* _What you will do_:
Print the entries below word for word; the pictures stay out of your copy.

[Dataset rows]
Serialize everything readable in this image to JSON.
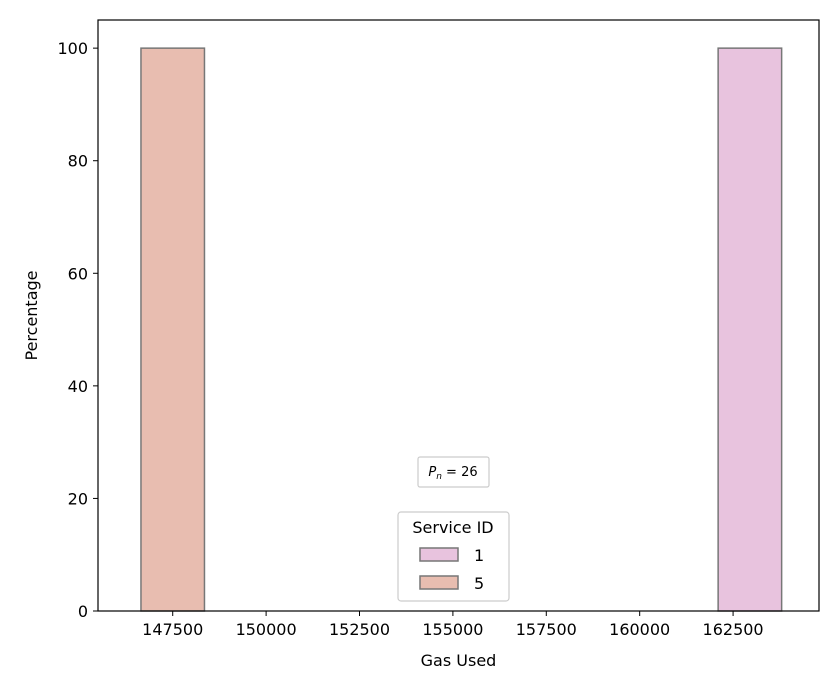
{
  "chart_data": {
    "type": "bar",
    "xlabel": "Gas Used",
    "ylabel": "Percentage",
    "xlim": [
      145500,
      164800
    ],
    "ylim": [
      0,
      105
    ],
    "xticks": [
      147500,
      150000,
      152500,
      155000,
      157500,
      160000,
      162500
    ],
    "xtick_labels": [
      "147500",
      "150000",
      "152500",
      "155000",
      "157500",
      "160000",
      "162500"
    ],
    "yticks": [
      0,
      20,
      40,
      60,
      80,
      100
    ],
    "ytick_labels": [
      "0",
      "20",
      "40",
      "60",
      "80",
      "100"
    ],
    "grid": false,
    "series": [
      {
        "name": "1",
        "color": "#e8c3de",
        "bins": [
          {
            "x0": 162100,
            "x1": 163800,
            "value": 100
          }
        ]
      },
      {
        "name": "5",
        "color": "#e8bdb0",
        "bins": [
          {
            "x0": 146650,
            "x1": 148350,
            "value": 100
          }
        ]
      }
    ],
    "legend": {
      "title": "Service ID",
      "placement": "lower-center",
      "entries": [
        "1",
        "5"
      ]
    },
    "annotation": {
      "text": "P_n = 26",
      "main": "P",
      "sub": "n",
      "rest": " = 26"
    }
  }
}
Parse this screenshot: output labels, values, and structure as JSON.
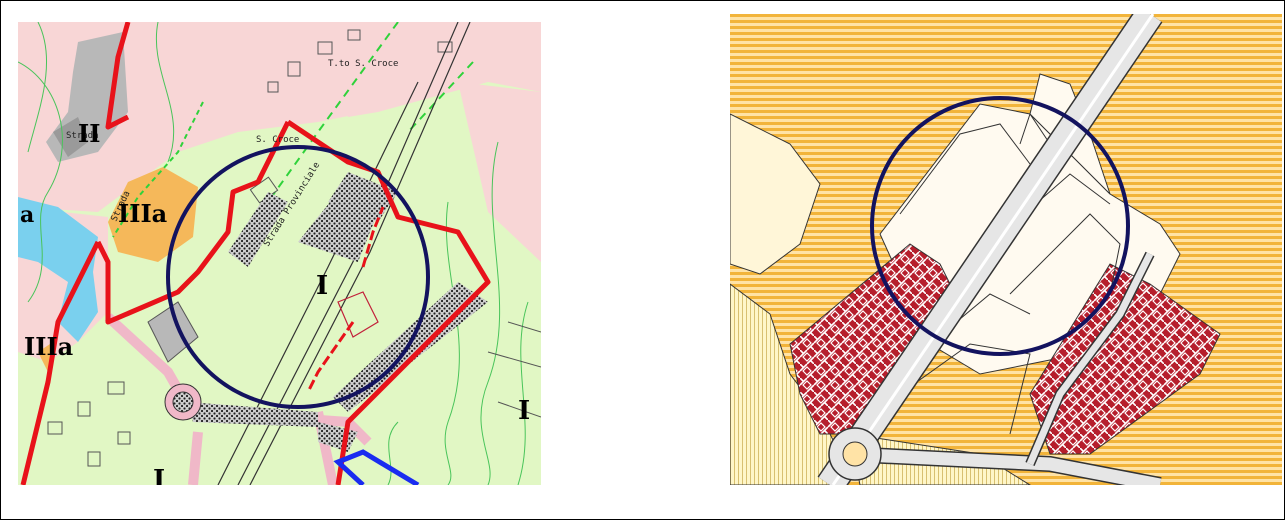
{
  "left_map": {
    "zone_labels": [
      "II",
      "IIIa",
      "a",
      "I",
      "IIIa",
      "I",
      "I"
    ],
    "street_labels": [
      "T.to S. Croce",
      "S. Croce",
      "Strada",
      "Strada",
      "Strada Provinciale"
    ],
    "colors": {
      "zone_I": "#e1f7c4",
      "zone_II": "#b8b8b8",
      "zone_III": "#f5b85a",
      "residential": "#f8d6d6",
      "water": "#7ad0ee",
      "boundary_red": "#e8121a",
      "boundary_blue": "#1a2cf0",
      "highlight_circle": "#13135f"
    }
  },
  "right_map": {
    "colors": {
      "hatch_orange": "#f2b43a",
      "hatch_light": "#ffe3a6",
      "industrial": "#b61e2c",
      "road": "#e6e6e6",
      "highlight_circle": "#13135f"
    }
  }
}
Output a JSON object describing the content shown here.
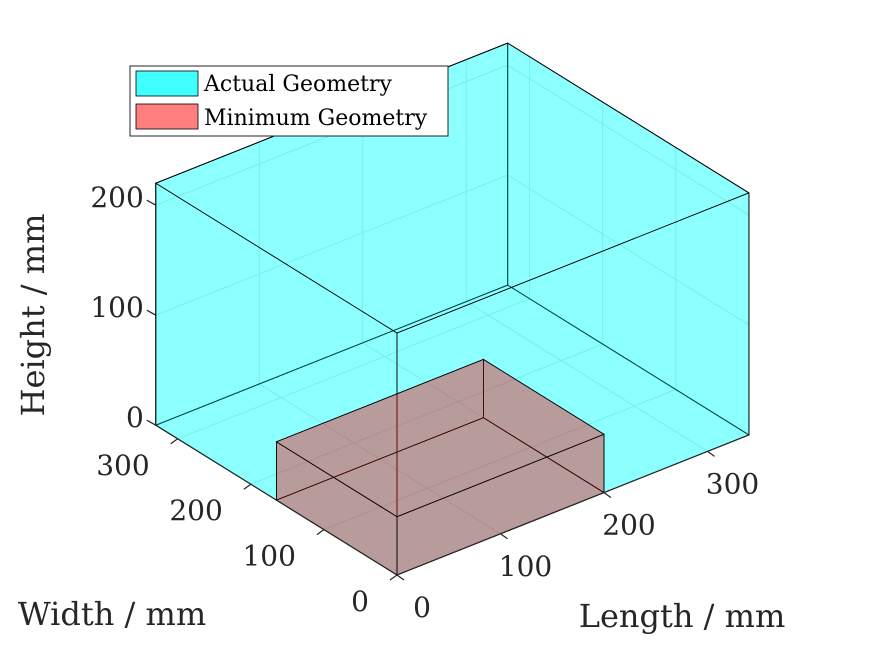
{
  "chart_data": {
    "type": "3d-box",
    "xlabel": "Length / mm",
    "ylabel": "Width / mm",
    "zlabel": "Height / mm",
    "xticks": [
      "0",
      "100",
      "200",
      "300"
    ],
    "yticks": [
      "0",
      "100",
      "200",
      "300"
    ],
    "zticks": [
      "0",
      "100",
      "200"
    ],
    "xlim": [
      0,
      340
    ],
    "ylim": [
      0,
      330
    ],
    "zlim": [
      0,
      220
    ],
    "grid": true,
    "legend_location": "top-left",
    "series": [
      {
        "name": "Actual Geometry",
        "color": "#00ffff",
        "opacity": 0.75,
        "length": 340,
        "width": 330,
        "height": 220
      },
      {
        "name": "Minimum Geometry",
        "color": "#ff0000",
        "opacity": 0.5,
        "length": 200,
        "width": 165,
        "height": 53
      }
    ]
  }
}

* _Written answer_:
Serialize everything readable in this image to JSON.
{
  "chart_data": {
    "type": "bar",
    "xlabel": "Gas Used",
    "ylabel": "Percentage",
    "xlim": [
      145500,
      164800
    ],
    "ylim": [
      0,
      105
    ],
    "xticks": [
      147500,
      150000,
      152500,
      155000,
      157500,
      160000,
      162500
    ],
    "xtick_labels": [
      "147500",
      "150000",
      "152500",
      "155000",
      "157500",
      "160000",
      "162500"
    ],
    "yticks": [
      0,
      20,
      40,
      60,
      80,
      100
    ],
    "ytick_labels": [
      "0",
      "20",
      "40",
      "60",
      "80",
      "100"
    ],
    "grid": false,
    "series": [
      {
        "name": "1",
        "color": "#e8c3de",
        "bins": [
          {
            "x0": 162100,
            "x1": 163800,
            "value": 100
          }
        ]
      },
      {
        "name": "5",
        "color": "#e8bdb0",
        "bins": [
          {
            "x0": 146650,
            "x1": 148350,
            "value": 100
          }
        ]
      }
    ],
    "legend": {
      "title": "Service ID",
      "placement": "lower-center",
      "entries": [
        "1",
        "5"
      ]
    },
    "annotation": {
      "text": "P_n = 26",
      "main": "P",
      "sub": "n",
      "rest": " = 26"
    }
  }
}
Parse this screenshot: output labels, values, and structure as JSON.
{
  "left_map": {
    "zone_labels": [
      "II",
      "IIIa",
      "a",
      "I",
      "IIIa",
      "I",
      "I"
    ],
    "street_labels": [
      "T.to S. Croce",
      "S. Croce",
      "Strada",
      "Strada",
      "Strada Provinciale"
    ],
    "colors": {
      "zone_I": "#e1f7c4",
      "zone_II": "#b8b8b8",
      "zone_III": "#f5b85a",
      "residential": "#f8d6d6",
      "water": "#7ad0ee",
      "boundary_red": "#e8121a",
      "boundary_blue": "#1a2cf0",
      "highlight_circle": "#13135f"
    }
  },
  "right_map": {
    "colors": {
      "hatch_orange": "#f2b43a",
      "hatch_light": "#ffe3a6",
      "industrial": "#b61e2c",
      "road": "#e6e6e6",
      "highlight_circle": "#13135f"
    }
  }
}
Output a JSON object describing the content shown here.
{
  "chart_data": {
    "type": "3d-box",
    "xlabel": "Length / mm",
    "ylabel": "Width / mm",
    "zlabel": "Height / mm",
    "xticks": [
      "0",
      "100",
      "200",
      "300"
    ],
    "yticks": [
      "0",
      "100",
      "200",
      "300"
    ],
    "zticks": [
      "0",
      "100",
      "200"
    ],
    "xlim": [
      0,
      340
    ],
    "ylim": [
      0,
      330
    ],
    "zlim": [
      0,
      220
    ],
    "grid": true,
    "legend_location": "top-left",
    "series": [
      {
        "name": "Actual Geometry",
        "color": "#00ffff",
        "opacity": 0.75,
        "length": 340,
        "width": 330,
        "height": 220
      },
      {
        "name": "Minimum Geometry",
        "color": "#ff0000",
        "opacity": 0.5,
        "length": 200,
        "width": 165,
        "height": 53
      }
    ]
  }
}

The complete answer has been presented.